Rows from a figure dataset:

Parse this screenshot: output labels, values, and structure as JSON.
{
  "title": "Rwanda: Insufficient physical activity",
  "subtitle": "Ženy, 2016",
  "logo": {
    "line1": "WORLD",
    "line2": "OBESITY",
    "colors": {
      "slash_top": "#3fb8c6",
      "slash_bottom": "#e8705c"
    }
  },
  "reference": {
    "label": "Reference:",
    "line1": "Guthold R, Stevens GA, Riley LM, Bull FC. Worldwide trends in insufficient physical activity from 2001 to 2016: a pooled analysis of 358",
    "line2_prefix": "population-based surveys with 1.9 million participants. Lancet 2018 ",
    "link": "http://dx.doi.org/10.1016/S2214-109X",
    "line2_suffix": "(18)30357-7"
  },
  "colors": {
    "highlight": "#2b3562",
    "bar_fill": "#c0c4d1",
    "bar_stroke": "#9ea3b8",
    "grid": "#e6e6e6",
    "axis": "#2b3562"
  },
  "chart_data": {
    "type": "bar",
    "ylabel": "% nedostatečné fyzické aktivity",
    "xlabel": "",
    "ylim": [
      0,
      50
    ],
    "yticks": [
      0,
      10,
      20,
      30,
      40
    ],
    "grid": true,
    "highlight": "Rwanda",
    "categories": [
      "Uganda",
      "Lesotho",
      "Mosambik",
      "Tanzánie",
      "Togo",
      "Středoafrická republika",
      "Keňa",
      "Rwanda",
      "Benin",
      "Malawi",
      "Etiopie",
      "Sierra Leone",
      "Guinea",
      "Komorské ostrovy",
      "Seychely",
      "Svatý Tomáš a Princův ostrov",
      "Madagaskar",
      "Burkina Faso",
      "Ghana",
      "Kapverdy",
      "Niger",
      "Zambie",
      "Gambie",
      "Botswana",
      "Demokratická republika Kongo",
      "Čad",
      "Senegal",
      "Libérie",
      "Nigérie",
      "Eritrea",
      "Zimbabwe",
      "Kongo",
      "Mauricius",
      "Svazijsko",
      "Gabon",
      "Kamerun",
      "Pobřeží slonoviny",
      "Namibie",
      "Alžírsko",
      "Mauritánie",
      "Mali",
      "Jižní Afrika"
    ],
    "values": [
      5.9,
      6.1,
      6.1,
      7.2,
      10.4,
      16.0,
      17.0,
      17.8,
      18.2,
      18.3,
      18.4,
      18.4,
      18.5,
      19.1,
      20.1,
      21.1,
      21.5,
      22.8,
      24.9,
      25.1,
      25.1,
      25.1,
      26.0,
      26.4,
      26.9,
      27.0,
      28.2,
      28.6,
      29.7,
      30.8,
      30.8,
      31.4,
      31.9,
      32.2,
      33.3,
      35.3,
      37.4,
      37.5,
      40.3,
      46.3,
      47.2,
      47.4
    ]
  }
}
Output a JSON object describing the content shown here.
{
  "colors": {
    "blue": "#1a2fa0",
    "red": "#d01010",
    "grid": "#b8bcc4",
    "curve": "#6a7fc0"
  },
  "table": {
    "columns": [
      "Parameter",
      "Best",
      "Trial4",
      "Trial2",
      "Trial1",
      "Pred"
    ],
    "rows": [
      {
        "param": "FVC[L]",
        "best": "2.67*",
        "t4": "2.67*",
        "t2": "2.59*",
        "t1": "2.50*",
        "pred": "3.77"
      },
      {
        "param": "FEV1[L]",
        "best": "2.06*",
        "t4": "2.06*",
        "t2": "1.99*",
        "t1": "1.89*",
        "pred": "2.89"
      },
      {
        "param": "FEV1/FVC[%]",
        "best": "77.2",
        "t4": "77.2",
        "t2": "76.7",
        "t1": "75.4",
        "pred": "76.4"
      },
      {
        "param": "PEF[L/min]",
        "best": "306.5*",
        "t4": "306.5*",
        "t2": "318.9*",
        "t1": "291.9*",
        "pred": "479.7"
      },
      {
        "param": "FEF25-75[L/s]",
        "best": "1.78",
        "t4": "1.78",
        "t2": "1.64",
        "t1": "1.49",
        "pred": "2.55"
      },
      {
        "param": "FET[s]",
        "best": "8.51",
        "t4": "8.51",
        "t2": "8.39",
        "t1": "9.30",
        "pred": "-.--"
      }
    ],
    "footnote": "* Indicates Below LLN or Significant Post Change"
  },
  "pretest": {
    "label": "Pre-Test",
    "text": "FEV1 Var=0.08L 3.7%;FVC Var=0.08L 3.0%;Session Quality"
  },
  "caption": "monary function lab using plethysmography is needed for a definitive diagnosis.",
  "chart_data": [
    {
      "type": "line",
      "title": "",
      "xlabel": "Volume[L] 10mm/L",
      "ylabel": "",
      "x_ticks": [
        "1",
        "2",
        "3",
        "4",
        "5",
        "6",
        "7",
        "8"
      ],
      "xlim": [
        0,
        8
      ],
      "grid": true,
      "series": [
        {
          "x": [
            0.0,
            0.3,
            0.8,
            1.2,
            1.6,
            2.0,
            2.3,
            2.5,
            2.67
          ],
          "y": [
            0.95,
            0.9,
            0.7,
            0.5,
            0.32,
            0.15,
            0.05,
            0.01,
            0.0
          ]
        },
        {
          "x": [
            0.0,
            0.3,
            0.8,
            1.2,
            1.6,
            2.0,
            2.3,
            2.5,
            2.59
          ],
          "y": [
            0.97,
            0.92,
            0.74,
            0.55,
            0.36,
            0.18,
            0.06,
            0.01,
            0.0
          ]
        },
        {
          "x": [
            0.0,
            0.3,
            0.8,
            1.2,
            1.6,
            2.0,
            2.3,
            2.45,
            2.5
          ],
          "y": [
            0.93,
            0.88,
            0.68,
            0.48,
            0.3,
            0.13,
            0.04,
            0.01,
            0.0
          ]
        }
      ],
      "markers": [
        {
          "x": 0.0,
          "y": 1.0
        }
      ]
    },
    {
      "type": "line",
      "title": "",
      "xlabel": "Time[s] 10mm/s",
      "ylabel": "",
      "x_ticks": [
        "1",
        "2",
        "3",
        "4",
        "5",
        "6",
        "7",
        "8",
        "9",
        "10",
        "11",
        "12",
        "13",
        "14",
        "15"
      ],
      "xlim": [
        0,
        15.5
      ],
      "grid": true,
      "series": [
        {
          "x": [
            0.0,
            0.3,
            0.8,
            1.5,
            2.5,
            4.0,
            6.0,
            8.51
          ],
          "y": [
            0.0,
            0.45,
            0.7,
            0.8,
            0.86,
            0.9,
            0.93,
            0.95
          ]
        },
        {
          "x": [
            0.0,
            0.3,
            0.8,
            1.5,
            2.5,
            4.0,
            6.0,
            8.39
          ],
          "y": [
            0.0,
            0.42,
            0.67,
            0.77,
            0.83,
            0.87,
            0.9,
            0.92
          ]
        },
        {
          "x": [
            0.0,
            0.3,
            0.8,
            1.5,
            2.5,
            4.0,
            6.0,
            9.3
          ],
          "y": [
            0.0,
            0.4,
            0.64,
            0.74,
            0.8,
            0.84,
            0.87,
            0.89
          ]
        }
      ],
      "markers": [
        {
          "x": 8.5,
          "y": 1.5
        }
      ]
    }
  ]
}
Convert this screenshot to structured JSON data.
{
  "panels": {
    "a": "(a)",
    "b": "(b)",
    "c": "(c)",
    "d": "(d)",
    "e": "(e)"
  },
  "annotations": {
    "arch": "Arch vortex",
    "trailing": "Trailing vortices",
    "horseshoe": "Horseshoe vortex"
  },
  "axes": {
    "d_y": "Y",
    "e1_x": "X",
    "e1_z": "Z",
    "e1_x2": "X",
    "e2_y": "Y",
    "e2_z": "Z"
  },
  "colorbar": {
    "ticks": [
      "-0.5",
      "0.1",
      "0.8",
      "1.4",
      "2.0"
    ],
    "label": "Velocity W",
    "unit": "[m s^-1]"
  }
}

EXERCISE BRIEF: Copy out every line of the data above, exactly as given.

REPLY:
Parse this screenshot: output labels, values, and structure as JSON.
{
  "title": "Rwanda: Insufficient physical activity",
  "subtitle": "Ženy, 2016",
  "logo": {
    "line1": "WORLD",
    "line2": "OBESITY",
    "colors": {
      "slash_top": "#3fb8c6",
      "slash_bottom": "#e8705c"
    }
  },
  "reference": {
    "label": "Reference:",
    "line1": "Guthold R, Stevens GA, Riley LM, Bull FC. Worldwide trends in insufficient physical activity from 2001 to 2016: a pooled analysis of 358",
    "line2_prefix": "population-based surveys with 1.9 million participants. Lancet 2018 ",
    "link": "http://dx.doi.org/10.1016/S2214-109X",
    "line2_suffix": "(18)30357-7"
  },
  "colors": {
    "highlight": "#2b3562",
    "bar_fill": "#c0c4d1",
    "bar_stroke": "#9ea3b8",
    "grid": "#e6e6e6",
    "axis": "#2b3562"
  },
  "chart_data": {
    "type": "bar",
    "ylabel": "% nedostatečné fyzické aktivity",
    "xlabel": "",
    "ylim": [
      0,
      50
    ],
    "yticks": [
      0,
      10,
      20,
      30,
      40
    ],
    "grid": true,
    "highlight": "Rwanda",
    "categories": [
      "Uganda",
      "Lesotho",
      "Mosambik",
      "Tanzánie",
      "Togo",
      "Středoafrická republika",
      "Keňa",
      "Rwanda",
      "Benin",
      "Malawi",
      "Etiopie",
      "Sierra Leone",
      "Guinea",
      "Komorské ostrovy",
      "Seychely",
      "Svatý Tomáš a Princův ostrov",
      "Madagaskar",
      "Burkina Faso",
      "Ghana",
      "Kapverdy",
      "Niger",
      "Zambie",
      "Gambie",
      "Botswana",
      "Demokratická republika Kongo",
      "Čad",
      "Senegal",
      "Libérie",
      "Nigérie",
      "Eritrea",
      "Zimbabwe",
      "Kongo",
      "Mauricius",
      "Svazijsko",
      "Gabon",
      "Kamerun",
      "Pobřeží slonoviny",
      "Namibie",
      "Alžírsko",
      "Mauritánie",
      "Mali",
      "Jižní Afrika"
    ],
    "values": [
      5.9,
      6.1,
      6.1,
      7.2,
      10.4,
      16.0,
      17.0,
      17.8,
      18.2,
      18.3,
      18.4,
      18.4,
      18.5,
      19.1,
      20.1,
      21.1,
      21.5,
      22.8,
      24.9,
      25.1,
      25.1,
      25.1,
      26.0,
      26.4,
      26.9,
      27.0,
      28.2,
      28.6,
      29.7,
      30.8,
      30.8,
      31.4,
      31.9,
      32.2,
      33.3,
      35.3,
      37.4,
      37.5,
      40.3,
      46.3,
      47.2,
      47.4
    ]
  }
}
Output a JSON object describing the content shown here.
{
  "colors": {
    "blue": "#1a2fa0",
    "red": "#d01010",
    "grid": "#b8bcc4",
    "curve": "#6a7fc0"
  },
  "table": {
    "columns": [
      "Parameter",
      "Best",
      "Trial4",
      "Trial2",
      "Trial1",
      "Pred"
    ],
    "rows": [
      {
        "param": "FVC[L]",
        "best": "2.67*",
        "t4": "2.67*",
        "t2": "2.59*",
        "t1": "2.50*",
        "pred": "3.77"
      },
      {
        "param": "FEV1[L]",
        "best": "2.06*",
        "t4": "2.06*",
        "t2": "1.99*",
        "t1": "1.89*",
        "pred": "2.89"
      },
      {
        "param": "FEV1/FVC[%]",
        "best": "77.2",
        "t4": "77.2",
        "t2": "76.7",
        "t1": "75.4",
        "pred": "76.4"
      },
      {
        "param": "PEF[L/min]",
        "best": "306.5*",
        "t4": "306.5*",
        "t2": "318.9*",
        "t1": "291.9*",
        "pred": "479.7"
      },
      {
        "param": "FEF25-75[L/s]",
        "best": "1.78",
        "t4": "1.78",
        "t2": "1.64",
        "t1": "1.49",
        "pred": "2.55"
      },
      {
        "param": "FET[s]",
        "best": "8.51",
        "t4": "8.51",
        "t2": "8.39",
        "t1": "9.30",
        "pred": "-.--"
      }
    ],
    "footnote": "* Indicates Below LLN or Significant Post Change"
  },
  "pretest": {
    "label": "Pre-Test",
    "text": "FEV1 Var=0.08L 3.7%;FVC Var=0.08L 3.0%;Session Quality"
  },
  "caption": "monary function lab using plethysmography is needed for a definitive diagnosis.",
  "chart_data": [
    {
      "type": "line",
      "title": "",
      "xlabel": "Volume[L] 10mm/L",
      "ylabel": "",
      "x_ticks": [
        "1",
        "2",
        "3",
        "4",
        "5",
        "6",
        "7",
        "8"
      ],
      "xlim": [
        0,
        8
      ],
      "grid": true,
      "series": [
        {
          "x": [
            0.0,
            0.3,
            0.8,
            1.2,
            1.6,
            2.0,
            2.3,
            2.5,
            2.67
          ],
          "y": [
            0.95,
            0.9,
            0.7,
            0.5,
            0.32,
            0.15,
            0.05,
            0.01,
            0.0
          ]
        },
        {
          "x": [
            0.0,
            0.3,
            0.8,
            1.2,
            1.6,
            2.0,
            2.3,
            2.5,
            2.59
          ],
          "y": [
            0.97,
            0.92,
            0.74,
            0.55,
            0.36,
            0.18,
            0.06,
            0.01,
            0.0
          ]
        },
        {
          "x": [
            0.0,
            0.3,
            0.8,
            1.2,
            1.6,
            2.0,
            2.3,
            2.45,
            2.5
          ],
          "y": [
            0.93,
            0.88,
            0.68,
            0.48,
            0.3,
            0.13,
            0.04,
            0.01,
            0.0
          ]
        }
      ],
      "markers": [
        {
          "x": 0.0,
          "y": 1.0
        }
      ]
    },
    {
      "type": "line",
      "title": "",
      "xlabel": "Time[s] 10mm/s",
      "ylabel": "",
      "x_ticks": [
        "1",
        "2",
        "3",
        "4",
        "5",
        "6",
        "7",
        "8",
        "9",
        "10",
        "11",
        "12",
        "13",
        "14",
        "15"
      ],
      "xlim": [
        0,
        15.5
      ],
      "grid": true,
      "series": [
        {
          "x": [
            0.0,
            0.3,
            0.8,
            1.5,
            2.5,
            4.0,
            6.0,
            8.51
          ],
          "y": [
            0.0,
            0.45,
            0.7,
            0.8,
            0.86,
            0.9,
            0.93,
            0.95
          ]
        },
        {
          "x": [
            0.0,
            0.3,
            0.8,
            1.5,
            2.5,
            4.0,
            6.0,
            8.39
          ],
          "y": [
            0.0,
            0.42,
            0.67,
            0.77,
            0.83,
            0.87,
            0.9,
            0.92
          ]
        },
        {
          "x": [
            0.0,
            0.3,
            0.8,
            1.5,
            2.5,
            4.0,
            6.0,
            9.3
          ],
          "y": [
            0.0,
            0.4,
            0.64,
            0.74,
            0.8,
            0.84,
            0.87,
            0.89
          ]
        }
      ],
      "markers": [
        {
          "x": 8.5,
          "y": 1.5
        }
      ]
    }
  ]
}
Convert this screenshot to structured JSON data.
{
  "panels": {
    "a": "(a)",
    "b": "(b)",
    "c": "(c)",
    "d": "(d)",
    "e": "(e)"
  },
  "annotations": {
    "arch": "Arch vortex",
    "trailing": "Trailing vortices",
    "horseshoe": "Horseshoe vortex"
  },
  "axes": {
    "d_y": "Y",
    "e1_x": "X",
    "e1_z": "Z",
    "e1_x2": "X",
    "e2_y": "Y",
    "e2_z": "Z"
  },
  "colorbar": {
    "ticks": [
      "-0.5",
      "0.1",
      "0.8",
      "1.4",
      "2.0"
    ],
    "label": "Velocity W",
    "unit": "[m s^-1]"
  }
}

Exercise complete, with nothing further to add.